*Document extract*

* * *

Question

Factorization of \( x^2 - x - 6 \)

• A. \( (x-3)(x-2) \)
• B. \( (x-3)(x+2) \)
• C. \( (x+3)(x-2) \)
• D. \( (x+3)(x+2) \)

Hint:

To factorize a quadratic expression \( ax^2 + bx + c \): - If \(a=1\) (i.e., \(x^2+bx+c\)), find two numbers that multiply to \(c\) and add to \(b\). Let these numbers be \(p\) and \(q\). The factorization is \( (x+p)(x+q) \). - If \(a \ne 1\), find two numbers that multiply to \(ac\) and add to \(b\). Let these be \(p\) and \(q\). Rewrite the middle term \(bx\) as \(px+qx\), then factor by grouping. - Alternatively, use the quadratic formula \( x = \frac{-b \pm \sqrt{b^2-4ac}}{2a} \) to find roots \(x_1, x_2\). Then factorization is \( a(x-x_1)(x-x_2) \).

Answer 1

The Correct Option is B

Step 1: Analyze the quadratic expression \( x^2 - x - 6 \).
We need to find two numbers that: - Multiply to the constant term (-6).
- Add up to the coefficient of the x term (-1).

Step 2: Find the two numbers.
Pairs of factors for -6: - (1, -6) or (-1, 6) → Sums are -5 or 5.
- (2, -3) or (-2, 3) → Sums are -1 or 1.
The pair (2, -3) adds up to \(2 + (-3) = -1\).

Step 3: Rewrite the middle term using these numbers and factor by grouping.
\( x^2 - x - 6 = x^2 + 2x - 3x - 6 \) Group terms: \( = (x^2 + 2x) + (-3x - 6) \) Factor out common factors from each group: \( = x(x+2) - 3(x+2) \) Factor out the common binomial factor \( (x+2) \): \( = (x-3)(x+2) \)
Step 4: Verify by expanding the factored form.
\( (x-3)(x+2) = x(x+2) - 3(x+2) = x^2 + 2x - 3x - 6 = x^2 - x - 6 \).
The factorization is correct.
This matches option (2).

* * *

*Information supplied*
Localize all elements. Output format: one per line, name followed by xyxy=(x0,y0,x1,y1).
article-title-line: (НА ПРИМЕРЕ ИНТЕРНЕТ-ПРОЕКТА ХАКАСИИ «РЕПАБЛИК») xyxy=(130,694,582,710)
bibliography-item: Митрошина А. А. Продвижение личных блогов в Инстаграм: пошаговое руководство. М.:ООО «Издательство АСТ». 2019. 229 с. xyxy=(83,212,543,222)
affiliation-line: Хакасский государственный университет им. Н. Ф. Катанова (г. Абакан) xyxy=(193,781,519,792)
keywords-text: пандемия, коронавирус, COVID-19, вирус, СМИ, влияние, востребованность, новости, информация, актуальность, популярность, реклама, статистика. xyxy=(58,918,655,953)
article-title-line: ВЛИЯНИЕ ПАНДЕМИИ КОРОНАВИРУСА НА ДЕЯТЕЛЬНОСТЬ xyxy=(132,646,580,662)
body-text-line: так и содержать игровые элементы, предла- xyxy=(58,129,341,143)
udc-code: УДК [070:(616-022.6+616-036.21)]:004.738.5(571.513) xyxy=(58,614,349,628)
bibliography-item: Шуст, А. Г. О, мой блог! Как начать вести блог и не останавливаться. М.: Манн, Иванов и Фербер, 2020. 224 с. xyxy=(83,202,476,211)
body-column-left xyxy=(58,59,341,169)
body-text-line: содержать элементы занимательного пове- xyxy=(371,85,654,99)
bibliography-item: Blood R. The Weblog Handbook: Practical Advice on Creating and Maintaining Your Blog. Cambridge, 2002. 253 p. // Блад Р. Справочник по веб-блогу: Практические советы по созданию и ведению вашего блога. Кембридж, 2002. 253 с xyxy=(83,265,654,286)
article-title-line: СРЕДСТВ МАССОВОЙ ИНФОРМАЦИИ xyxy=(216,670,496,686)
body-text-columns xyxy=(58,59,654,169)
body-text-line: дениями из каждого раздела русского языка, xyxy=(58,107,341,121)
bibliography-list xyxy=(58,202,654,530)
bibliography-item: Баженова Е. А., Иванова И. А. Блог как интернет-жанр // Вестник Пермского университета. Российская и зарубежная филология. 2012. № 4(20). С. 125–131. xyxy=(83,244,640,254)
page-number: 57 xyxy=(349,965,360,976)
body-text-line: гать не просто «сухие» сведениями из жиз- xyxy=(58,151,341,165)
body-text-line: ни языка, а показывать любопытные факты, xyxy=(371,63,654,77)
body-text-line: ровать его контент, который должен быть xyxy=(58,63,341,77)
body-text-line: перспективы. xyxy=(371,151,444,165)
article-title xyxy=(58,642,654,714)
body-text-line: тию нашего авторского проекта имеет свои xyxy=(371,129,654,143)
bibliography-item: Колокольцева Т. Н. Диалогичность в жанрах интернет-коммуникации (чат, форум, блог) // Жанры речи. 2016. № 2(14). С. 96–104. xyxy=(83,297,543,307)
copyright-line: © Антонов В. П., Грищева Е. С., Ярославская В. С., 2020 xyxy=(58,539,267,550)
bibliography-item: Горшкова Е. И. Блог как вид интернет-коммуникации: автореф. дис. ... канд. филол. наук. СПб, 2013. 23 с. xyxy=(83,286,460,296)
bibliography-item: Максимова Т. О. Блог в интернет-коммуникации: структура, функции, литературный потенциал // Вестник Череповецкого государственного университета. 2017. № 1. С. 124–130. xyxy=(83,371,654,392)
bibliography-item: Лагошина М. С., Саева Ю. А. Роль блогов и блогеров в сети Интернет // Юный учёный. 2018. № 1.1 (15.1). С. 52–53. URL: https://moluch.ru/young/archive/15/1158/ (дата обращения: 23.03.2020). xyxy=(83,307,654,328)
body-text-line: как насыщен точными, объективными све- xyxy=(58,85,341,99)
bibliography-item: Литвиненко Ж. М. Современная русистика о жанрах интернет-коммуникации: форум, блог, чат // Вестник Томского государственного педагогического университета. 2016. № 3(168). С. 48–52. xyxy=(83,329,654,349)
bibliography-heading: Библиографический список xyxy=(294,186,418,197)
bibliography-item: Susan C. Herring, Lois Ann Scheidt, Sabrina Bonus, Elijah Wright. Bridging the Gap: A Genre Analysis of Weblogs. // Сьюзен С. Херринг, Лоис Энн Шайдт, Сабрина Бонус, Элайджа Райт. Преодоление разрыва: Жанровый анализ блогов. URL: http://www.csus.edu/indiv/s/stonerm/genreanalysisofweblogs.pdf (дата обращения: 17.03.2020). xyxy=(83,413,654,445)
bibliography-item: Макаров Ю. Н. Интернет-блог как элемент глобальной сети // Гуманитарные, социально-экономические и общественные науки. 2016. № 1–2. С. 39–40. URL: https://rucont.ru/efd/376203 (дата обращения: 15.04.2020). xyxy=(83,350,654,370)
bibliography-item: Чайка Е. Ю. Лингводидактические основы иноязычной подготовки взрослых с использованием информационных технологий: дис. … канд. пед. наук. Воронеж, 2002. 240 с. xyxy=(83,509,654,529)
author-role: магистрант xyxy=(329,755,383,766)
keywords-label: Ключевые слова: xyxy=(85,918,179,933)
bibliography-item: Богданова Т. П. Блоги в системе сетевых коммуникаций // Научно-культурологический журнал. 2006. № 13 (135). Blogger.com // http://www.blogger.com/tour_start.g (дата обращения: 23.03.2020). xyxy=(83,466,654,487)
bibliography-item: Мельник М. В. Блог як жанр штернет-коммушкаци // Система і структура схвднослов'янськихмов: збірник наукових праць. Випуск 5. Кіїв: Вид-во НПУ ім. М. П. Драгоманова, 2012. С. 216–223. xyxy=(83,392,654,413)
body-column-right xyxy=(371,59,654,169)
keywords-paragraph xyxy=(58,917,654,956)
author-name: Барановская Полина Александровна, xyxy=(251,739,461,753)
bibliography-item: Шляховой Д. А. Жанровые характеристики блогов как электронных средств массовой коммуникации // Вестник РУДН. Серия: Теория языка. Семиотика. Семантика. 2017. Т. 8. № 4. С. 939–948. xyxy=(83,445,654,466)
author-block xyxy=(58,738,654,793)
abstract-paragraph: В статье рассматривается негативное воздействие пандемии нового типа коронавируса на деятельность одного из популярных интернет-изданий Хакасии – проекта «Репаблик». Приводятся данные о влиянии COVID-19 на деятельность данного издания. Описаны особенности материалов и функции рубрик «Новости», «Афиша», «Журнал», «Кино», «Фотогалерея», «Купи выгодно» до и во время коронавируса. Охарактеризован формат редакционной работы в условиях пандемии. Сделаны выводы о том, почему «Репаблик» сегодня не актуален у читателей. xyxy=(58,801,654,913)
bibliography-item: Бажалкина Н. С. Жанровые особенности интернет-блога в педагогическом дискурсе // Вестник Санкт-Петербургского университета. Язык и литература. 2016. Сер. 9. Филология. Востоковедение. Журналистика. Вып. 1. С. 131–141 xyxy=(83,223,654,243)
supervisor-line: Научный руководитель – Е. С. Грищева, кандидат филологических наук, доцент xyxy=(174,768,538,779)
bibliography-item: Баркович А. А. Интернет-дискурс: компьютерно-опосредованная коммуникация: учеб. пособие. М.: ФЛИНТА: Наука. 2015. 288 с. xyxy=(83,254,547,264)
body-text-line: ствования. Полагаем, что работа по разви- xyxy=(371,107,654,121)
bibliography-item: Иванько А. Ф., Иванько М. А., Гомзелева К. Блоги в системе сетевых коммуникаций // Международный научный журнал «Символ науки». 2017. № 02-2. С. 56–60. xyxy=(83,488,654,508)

* * *

*Tasks to complete*
**A.** From the factorization problem, copy everything from "Step 1: Analyze" down to "the factored form.".
**B.** Which answer options does the factorization problem offer? List each one with its letter.

*Solutions*
**A.**
Step 1: Analyze the quadratic expression \( x^2 - x - 6 \).
We need to find two numbers that: - Multiply to the constant term (-6).
- Add up to the coefficient of the x term (-1).

Step 2: Find the two numbers.
Pairs of factors for -6: - (1, -6) or (-1, 6) → Sums are -5 or 5.
- (2, -3) or (-2, 3) → Sums are -1 or 1.
The pair (2, -3) adds up to \(2 + (-3) = -1\).

Step 3: Rewrite the middle term using these numbers and factor by grouping.
\( x^2 - x - 6 = x^2 + 2x - 3x - 6 \) Group terms: \( = (x^2 + 2x) + (-3x - 6) \) Factor out common factors from each group: \( = x(x+2) - 3(x+2) \) Factor out the common binomial factor \( (x+2) \): \( = (x-3)(x+2) \)
Step 4: Verify by expanding the factored form.

**B.**
A. \( (x-3)(x-2) \)
B. \( (x-3)(x+2) \)
C. \( (x+3)(x-2) \)
D. \( (x+3)(x+2) \)